[Instruction] Show all lines holding the string "this".

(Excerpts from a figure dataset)
=====

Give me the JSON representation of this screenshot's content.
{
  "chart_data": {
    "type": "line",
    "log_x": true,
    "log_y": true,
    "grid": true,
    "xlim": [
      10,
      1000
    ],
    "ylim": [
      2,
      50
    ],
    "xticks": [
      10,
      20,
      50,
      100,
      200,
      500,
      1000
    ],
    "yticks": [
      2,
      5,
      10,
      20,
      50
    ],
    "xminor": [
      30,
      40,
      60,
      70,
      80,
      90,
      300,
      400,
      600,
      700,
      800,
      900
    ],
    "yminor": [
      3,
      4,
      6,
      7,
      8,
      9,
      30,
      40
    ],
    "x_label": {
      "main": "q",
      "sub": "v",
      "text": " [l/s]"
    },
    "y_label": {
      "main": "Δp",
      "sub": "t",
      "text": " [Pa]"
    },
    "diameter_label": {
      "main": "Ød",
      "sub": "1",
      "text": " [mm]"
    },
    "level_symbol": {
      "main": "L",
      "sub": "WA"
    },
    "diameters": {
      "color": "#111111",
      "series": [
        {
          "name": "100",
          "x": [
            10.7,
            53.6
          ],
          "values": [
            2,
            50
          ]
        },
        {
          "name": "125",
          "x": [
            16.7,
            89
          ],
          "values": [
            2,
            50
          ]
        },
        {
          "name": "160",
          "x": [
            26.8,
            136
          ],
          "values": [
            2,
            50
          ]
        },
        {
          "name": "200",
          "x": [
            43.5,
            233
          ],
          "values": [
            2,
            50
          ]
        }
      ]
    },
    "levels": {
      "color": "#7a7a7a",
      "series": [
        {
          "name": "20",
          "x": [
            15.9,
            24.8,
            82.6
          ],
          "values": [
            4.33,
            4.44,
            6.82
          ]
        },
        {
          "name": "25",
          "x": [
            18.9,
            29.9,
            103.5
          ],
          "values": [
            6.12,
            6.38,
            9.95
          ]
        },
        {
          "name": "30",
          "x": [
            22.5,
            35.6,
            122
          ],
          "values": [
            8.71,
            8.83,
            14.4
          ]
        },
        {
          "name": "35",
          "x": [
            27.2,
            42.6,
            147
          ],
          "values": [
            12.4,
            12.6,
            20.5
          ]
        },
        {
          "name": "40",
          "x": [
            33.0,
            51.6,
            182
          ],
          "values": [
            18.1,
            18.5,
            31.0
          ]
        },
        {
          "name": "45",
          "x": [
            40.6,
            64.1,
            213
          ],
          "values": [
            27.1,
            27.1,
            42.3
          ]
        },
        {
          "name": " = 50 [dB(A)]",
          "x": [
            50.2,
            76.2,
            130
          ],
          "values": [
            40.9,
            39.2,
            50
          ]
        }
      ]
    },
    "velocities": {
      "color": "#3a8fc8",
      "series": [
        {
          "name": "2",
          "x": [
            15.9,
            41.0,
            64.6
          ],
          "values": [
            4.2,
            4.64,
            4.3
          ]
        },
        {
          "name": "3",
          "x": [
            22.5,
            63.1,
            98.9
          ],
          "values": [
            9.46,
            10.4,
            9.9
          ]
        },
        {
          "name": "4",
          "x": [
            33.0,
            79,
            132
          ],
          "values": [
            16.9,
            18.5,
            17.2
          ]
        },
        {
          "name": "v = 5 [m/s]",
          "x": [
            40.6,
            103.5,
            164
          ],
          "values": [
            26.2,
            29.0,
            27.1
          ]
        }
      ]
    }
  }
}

=====

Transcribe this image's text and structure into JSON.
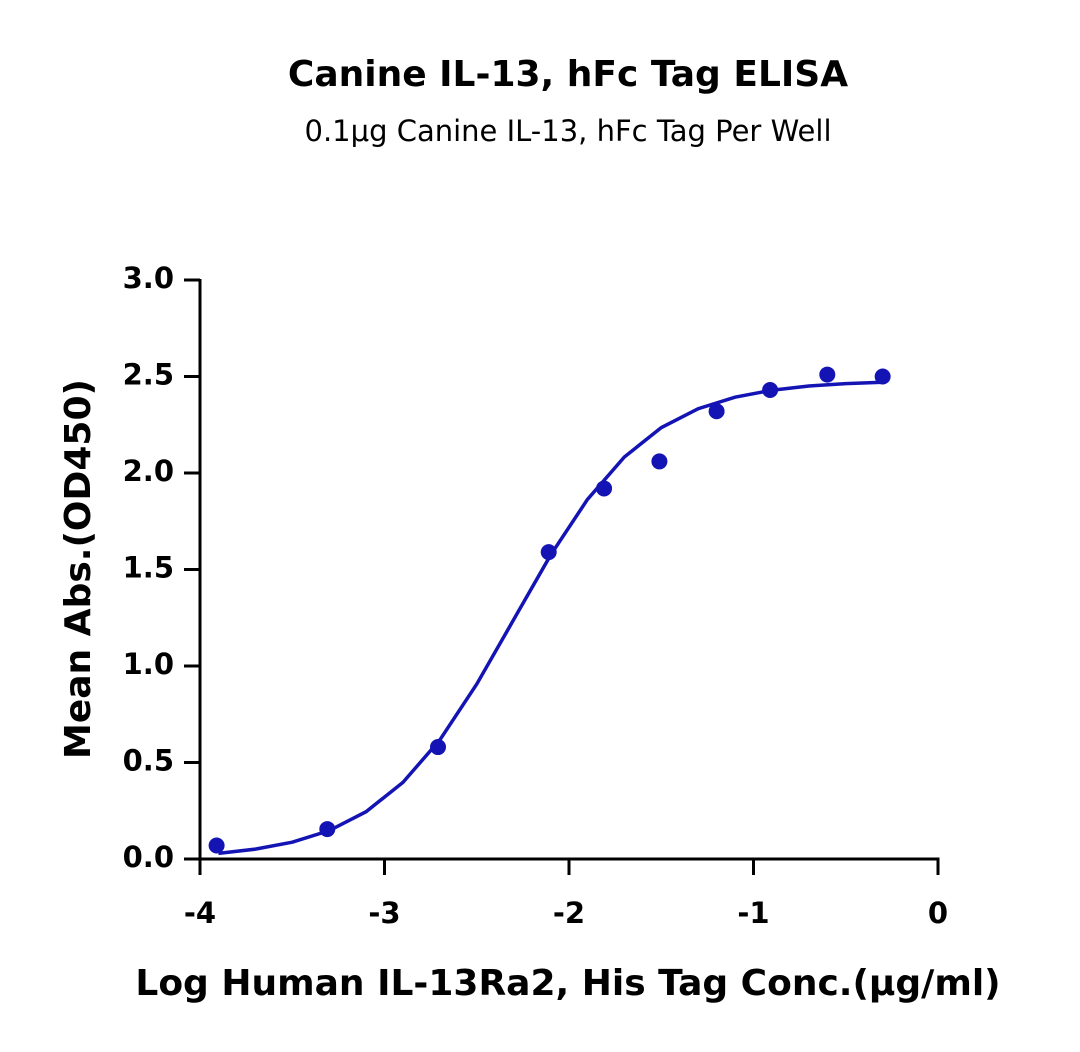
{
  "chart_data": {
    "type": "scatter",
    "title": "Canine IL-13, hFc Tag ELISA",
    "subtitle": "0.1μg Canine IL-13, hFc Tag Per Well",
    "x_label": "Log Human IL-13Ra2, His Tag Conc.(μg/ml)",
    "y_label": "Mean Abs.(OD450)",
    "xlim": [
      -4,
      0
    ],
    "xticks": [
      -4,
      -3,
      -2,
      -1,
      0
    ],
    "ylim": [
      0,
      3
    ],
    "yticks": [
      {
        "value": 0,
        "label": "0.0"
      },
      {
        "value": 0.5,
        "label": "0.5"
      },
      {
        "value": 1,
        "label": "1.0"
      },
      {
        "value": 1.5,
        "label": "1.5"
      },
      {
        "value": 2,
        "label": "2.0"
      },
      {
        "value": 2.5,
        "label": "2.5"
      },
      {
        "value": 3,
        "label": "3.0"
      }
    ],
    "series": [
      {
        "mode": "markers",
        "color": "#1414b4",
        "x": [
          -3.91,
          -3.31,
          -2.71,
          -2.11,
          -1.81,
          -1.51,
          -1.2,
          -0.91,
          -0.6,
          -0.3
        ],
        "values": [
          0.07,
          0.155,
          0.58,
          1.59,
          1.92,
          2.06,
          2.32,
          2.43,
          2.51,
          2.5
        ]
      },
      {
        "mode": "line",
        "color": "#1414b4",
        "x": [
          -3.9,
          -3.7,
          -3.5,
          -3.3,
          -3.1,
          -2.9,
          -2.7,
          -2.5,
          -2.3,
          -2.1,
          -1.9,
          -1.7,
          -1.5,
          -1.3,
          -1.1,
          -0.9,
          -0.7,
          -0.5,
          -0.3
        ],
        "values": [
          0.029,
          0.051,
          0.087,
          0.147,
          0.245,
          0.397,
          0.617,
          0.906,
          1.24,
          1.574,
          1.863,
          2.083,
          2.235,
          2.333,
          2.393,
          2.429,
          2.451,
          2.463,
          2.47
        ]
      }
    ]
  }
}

=====

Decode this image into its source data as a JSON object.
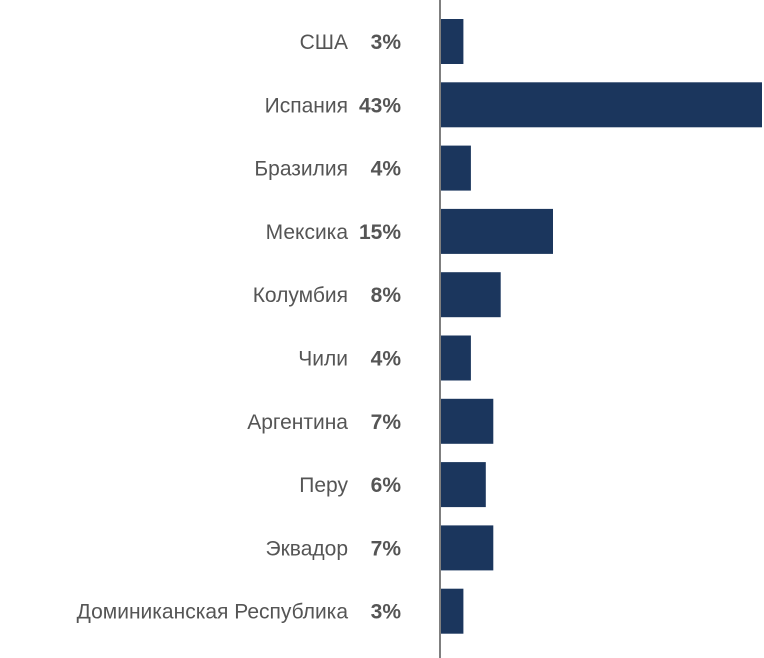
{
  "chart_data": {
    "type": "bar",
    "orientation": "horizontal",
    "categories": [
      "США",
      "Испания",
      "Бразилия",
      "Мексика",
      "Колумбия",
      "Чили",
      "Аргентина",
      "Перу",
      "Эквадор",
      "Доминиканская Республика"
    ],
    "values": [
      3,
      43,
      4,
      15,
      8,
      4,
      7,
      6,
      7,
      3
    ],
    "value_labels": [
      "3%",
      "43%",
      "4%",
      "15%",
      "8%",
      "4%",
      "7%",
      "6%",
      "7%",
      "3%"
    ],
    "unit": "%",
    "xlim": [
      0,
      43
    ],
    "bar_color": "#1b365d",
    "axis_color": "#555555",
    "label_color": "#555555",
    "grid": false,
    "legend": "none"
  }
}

=====

[Correct answer]
Give me the JSON representation of this screenshot's content.
Transcribe this image's text and structure into JSON.
Decode this image into its source data as a JSON object.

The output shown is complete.